> Aim
Transcribe the material verbatim in full; the pictures do not belong in the copy.
-- Begin Input for this task --
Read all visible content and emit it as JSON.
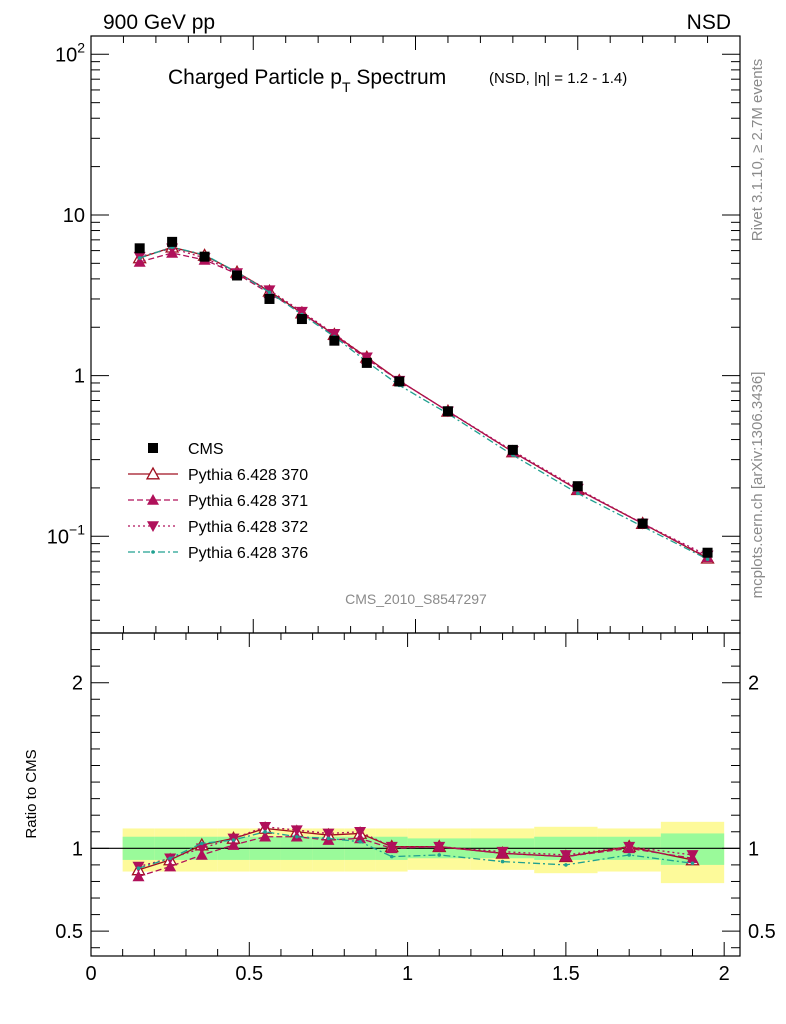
{
  "header": {
    "left": "900 GeV pp",
    "right": "NSD"
  },
  "side_labels": {
    "rivet": "Rivet 3.1.10, ≥ 2.7M events",
    "mcplots": "mcplots.cern.ch [arXiv:1306.3436]"
  },
  "chart_data": [
    {
      "type": "scatter",
      "title": "Charged Particle p",
      "title_sub": "T",
      "title_rest": " Spectrum",
      "subtitle": "(NSD, |η| = 1.2 - 1.4)",
      "watermark": "CMS_2010_S8547297",
      "yscale": "log",
      "xlim": [
        0,
        2
      ],
      "ylim": [
        0.025,
        130
      ],
      "y_ticks": [
        {
          "v": 100,
          "m": "10",
          "e": "2"
        },
        {
          "v": 10,
          "m": "10",
          "e": ""
        },
        {
          "v": 1,
          "m": "1",
          "e": ""
        },
        {
          "v": 0.1,
          "m": "10",
          "e": "−1"
        }
      ],
      "legend_position": "middle-left",
      "x": [
        0.15,
        0.25,
        0.35,
        0.45,
        0.55,
        0.65,
        0.75,
        0.85,
        0.95,
        1.1,
        1.3,
        1.5,
        1.7,
        1.9
      ],
      "series": [
        {
          "name": "CMS",
          "color": "#000000",
          "style": "data",
          "values": [
            6.2,
            6.8,
            5.5,
            4.2,
            3.0,
            2.25,
            1.65,
            1.2,
            0.92,
            0.6,
            0.345,
            0.205,
            0.12,
            0.079
          ]
        },
        {
          "name": "Pythia 6.428 370",
          "color": "#a01020",
          "style": "solid",
          "marker": "triangle-open",
          "values": [
            5.4,
            6.3,
            5.6,
            4.4,
            3.35,
            2.45,
            1.8,
            1.3,
            0.93,
            0.6,
            0.335,
            0.195,
            0.12,
            0.073
          ]
        },
        {
          "name": "Pythia 6.428 371",
          "color": "#b0105a",
          "style": "dashed",
          "marker": "triangle-up",
          "values": [
            5.1,
            5.8,
            5.25,
            4.3,
            3.25,
            2.45,
            1.78,
            1.27,
            0.93,
            0.6,
            0.335,
            0.195,
            0.12,
            0.074
          ]
        },
        {
          "name": "Pythia 6.428 372",
          "color": "#b0105a",
          "style": "dotted",
          "marker": "triangle-down",
          "values": [
            5.5,
            6.2,
            5.4,
            4.35,
            3.4,
            2.5,
            1.82,
            1.3,
            0.93,
            0.6,
            0.34,
            0.198,
            0.12,
            0.076
          ]
        },
        {
          "name": "Pythia 6.428 376",
          "color": "#20a090",
          "style": "dashdot",
          "marker": "dot",
          "values": [
            5.4,
            6.3,
            5.65,
            4.4,
            3.3,
            2.4,
            1.75,
            1.22,
            0.87,
            0.58,
            0.32,
            0.185,
            0.115,
            0.072
          ]
        }
      ]
    },
    {
      "type": "scatter",
      "ylabel": "Ratio to CMS",
      "xlim": [
        0,
        2.05
      ],
      "ylim": [
        0.35,
        2.3
      ],
      "x_ticks": [
        0,
        0.5,
        1,
        1.5,
        2
      ],
      "x_tick_labels": [
        "0",
        "0.5",
        "1",
        "1.5",
        "2"
      ],
      "y_ticks": [
        0.5,
        1,
        2
      ],
      "y_tick_labels": [
        "0.5",
        "1",
        "2"
      ],
      "reference_line": 1,
      "bands": {
        "edges": [
          0.1,
          0.2,
          0.3,
          0.4,
          0.5,
          0.6,
          0.7,
          0.8,
          0.9,
          1.0,
          1.2,
          1.4,
          1.6,
          1.8,
          2.0
        ],
        "stat": [
          [
            0.93,
            1.07
          ],
          [
            0.93,
            1.07
          ],
          [
            0.93,
            1.07
          ],
          [
            0.93,
            1.07
          ],
          [
            0.93,
            1.07
          ],
          [
            0.93,
            1.07
          ],
          [
            0.93,
            1.07
          ],
          [
            0.93,
            1.07
          ],
          [
            0.93,
            1.07
          ],
          [
            0.94,
            1.06
          ],
          [
            0.94,
            1.06
          ],
          [
            0.93,
            1.07
          ],
          [
            0.93,
            1.07
          ],
          [
            0.9,
            1.09
          ]
        ],
        "syst": [
          [
            0.86,
            1.12
          ],
          [
            0.86,
            1.12
          ],
          [
            0.86,
            1.12
          ],
          [
            0.86,
            1.12
          ],
          [
            0.86,
            1.12
          ],
          [
            0.86,
            1.12
          ],
          [
            0.86,
            1.12
          ],
          [
            0.86,
            1.12
          ],
          [
            0.86,
            1.12
          ],
          [
            0.87,
            1.12
          ],
          [
            0.87,
            1.12
          ],
          [
            0.85,
            1.13
          ],
          [
            0.86,
            1.12
          ],
          [
            0.79,
            1.16
          ]
        ]
      },
      "series": [
        {
          "name": "Pythia 6.428 370",
          "values": [
            0.87,
            0.93,
            1.02,
            1.06,
            1.12,
            1.1,
            1.08,
            1.09,
            1.01,
            1.01,
            0.97,
            0.95,
            1.01,
            0.93
          ]
        },
        {
          "name": "Pythia 6.428 371",
          "values": [
            0.83,
            0.89,
            0.96,
            1.02,
            1.07,
            1.07,
            1.05,
            1.06,
            1.0,
            1.01,
            0.97,
            0.95,
            1.0,
            0.94
          ]
        },
        {
          "name": "Pythia 6.428 372",
          "values": [
            0.89,
            0.94,
            1.0,
            1.06,
            1.13,
            1.11,
            1.09,
            1.1,
            1.01,
            1.01,
            0.98,
            0.96,
            1.01,
            0.96
          ]
        },
        {
          "name": "Pythia 6.428 376",
          "values": [
            0.88,
            0.94,
            1.03,
            1.05,
            1.1,
            1.07,
            1.06,
            1.04,
            0.95,
            0.96,
            0.92,
            0.9,
            0.96,
            0.91
          ]
        }
      ]
    }
  ]
}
-- End Input for this task --
> Reply
Read all visible content and emit it as JSON.
{
  "header": {
    "left": "900 GeV pp",
    "right": "NSD"
  },
  "side_labels": {
    "rivet": "Rivet 3.1.10, ≥ 2.7M events",
    "mcplots": "mcplots.cern.ch [arXiv:1306.3436]"
  },
  "chart_data": [
    {
      "type": "scatter",
      "title": "Charged Particle p",
      "title_sub": "T",
      "title_rest": " Spectrum",
      "subtitle": "(NSD, |η| = 1.2 - 1.4)",
      "watermark": "CMS_2010_S8547297",
      "yscale": "log",
      "xlim": [
        0,
        2
      ],
      "ylim": [
        0.025,
        130
      ],
      "y_ticks": [
        {
          "v": 100,
          "m": "10",
          "e": "2"
        },
        {
          "v": 10,
          "m": "10",
          "e": ""
        },
        {
          "v": 1,
          "m": "1",
          "e": ""
        },
        {
          "v": 0.1,
          "m": "10",
          "e": "−1"
        }
      ],
      "legend_position": "middle-left",
      "x": [
        0.15,
        0.25,
        0.35,
        0.45,
        0.55,
        0.65,
        0.75,
        0.85,
        0.95,
        1.1,
        1.3,
        1.5,
        1.7,
        1.9
      ],
      "series": [
        {
          "name": "CMS",
          "color": "#000000",
          "style": "data",
          "values": [
            6.2,
            6.8,
            5.5,
            4.2,
            3.0,
            2.25,
            1.65,
            1.2,
            0.92,
            0.6,
            0.345,
            0.205,
            0.12,
            0.079
          ]
        },
        {
          "name": "Pythia 6.428 370",
          "color": "#a01020",
          "style": "solid",
          "marker": "triangle-open",
          "values": [
            5.4,
            6.3,
            5.6,
            4.4,
            3.35,
            2.45,
            1.8,
            1.3,
            0.93,
            0.6,
            0.335,
            0.195,
            0.12,
            0.073
          ]
        },
        {
          "name": "Pythia 6.428 371",
          "color": "#b0105a",
          "style": "dashed",
          "marker": "triangle-up",
          "values": [
            5.1,
            5.8,
            5.25,
            4.3,
            3.25,
            2.45,
            1.78,
            1.27,
            0.93,
            0.6,
            0.335,
            0.195,
            0.12,
            0.074
          ]
        },
        {
          "name": "Pythia 6.428 372",
          "color": "#b0105a",
          "style": "dotted",
          "marker": "triangle-down",
          "values": [
            5.5,
            6.2,
            5.4,
            4.35,
            3.4,
            2.5,
            1.82,
            1.3,
            0.93,
            0.6,
            0.34,
            0.198,
            0.12,
            0.076
          ]
        },
        {
          "name": "Pythia 6.428 376",
          "color": "#20a090",
          "style": "dashdot",
          "marker": "dot",
          "values": [
            5.4,
            6.3,
            5.65,
            4.4,
            3.3,
            2.4,
            1.75,
            1.22,
            0.87,
            0.58,
            0.32,
            0.185,
            0.115,
            0.072
          ]
        }
      ]
    },
    {
      "type": "scatter",
      "ylabel": "Ratio to CMS",
      "xlim": [
        0,
        2.05
      ],
      "ylim": [
        0.35,
        2.3
      ],
      "x_ticks": [
        0,
        0.5,
        1,
        1.5,
        2
      ],
      "x_tick_labels": [
        "0",
        "0.5",
        "1",
        "1.5",
        "2"
      ],
      "y_ticks": [
        0.5,
        1,
        2
      ],
      "y_tick_labels": [
        "0.5",
        "1",
        "2"
      ],
      "reference_line": 1,
      "bands": {
        "edges": [
          0.1,
          0.2,
          0.3,
          0.4,
          0.5,
          0.6,
          0.7,
          0.8,
          0.9,
          1.0,
          1.2,
          1.4,
          1.6,
          1.8,
          2.0
        ],
        "stat": [
          [
            0.93,
            1.07
          ],
          [
            0.93,
            1.07
          ],
          [
            0.93,
            1.07
          ],
          [
            0.93,
            1.07
          ],
          [
            0.93,
            1.07
          ],
          [
            0.93,
            1.07
          ],
          [
            0.93,
            1.07
          ],
          [
            0.93,
            1.07
          ],
          [
            0.93,
            1.07
          ],
          [
            0.94,
            1.06
          ],
          [
            0.94,
            1.06
          ],
          [
            0.93,
            1.07
          ],
          [
            0.93,
            1.07
          ],
          [
            0.9,
            1.09
          ]
        ],
        "syst": [
          [
            0.86,
            1.12
          ],
          [
            0.86,
            1.12
          ],
          [
            0.86,
            1.12
          ],
          [
            0.86,
            1.12
          ],
          [
            0.86,
            1.12
          ],
          [
            0.86,
            1.12
          ],
          [
            0.86,
            1.12
          ],
          [
            0.86,
            1.12
          ],
          [
            0.86,
            1.12
          ],
          [
            0.87,
            1.12
          ],
          [
            0.87,
            1.12
          ],
          [
            0.85,
            1.13
          ],
          [
            0.86,
            1.12
          ],
          [
            0.79,
            1.16
          ]
        ]
      },
      "series": [
        {
          "name": "Pythia 6.428 370",
          "values": [
            0.87,
            0.93,
            1.02,
            1.06,
            1.12,
            1.1,
            1.08,
            1.09,
            1.01,
            1.01,
            0.97,
            0.95,
            1.01,
            0.93
          ]
        },
        {
          "name": "Pythia 6.428 371",
          "values": [
            0.83,
            0.89,
            0.96,
            1.02,
            1.07,
            1.07,
            1.05,
            1.06,
            1.0,
            1.01,
            0.97,
            0.95,
            1.0,
            0.94
          ]
        },
        {
          "name": "Pythia 6.428 372",
          "values": [
            0.89,
            0.94,
            1.0,
            1.06,
            1.13,
            1.11,
            1.09,
            1.1,
            1.01,
            1.01,
            0.98,
            0.96,
            1.01,
            0.96
          ]
        },
        {
          "name": "Pythia 6.428 376",
          "values": [
            0.88,
            0.94,
            1.03,
            1.05,
            1.1,
            1.07,
            1.06,
            1.04,
            0.95,
            0.96,
            0.92,
            0.9,
            0.96,
            0.91
          ]
        }
      ]
    }
  ]
}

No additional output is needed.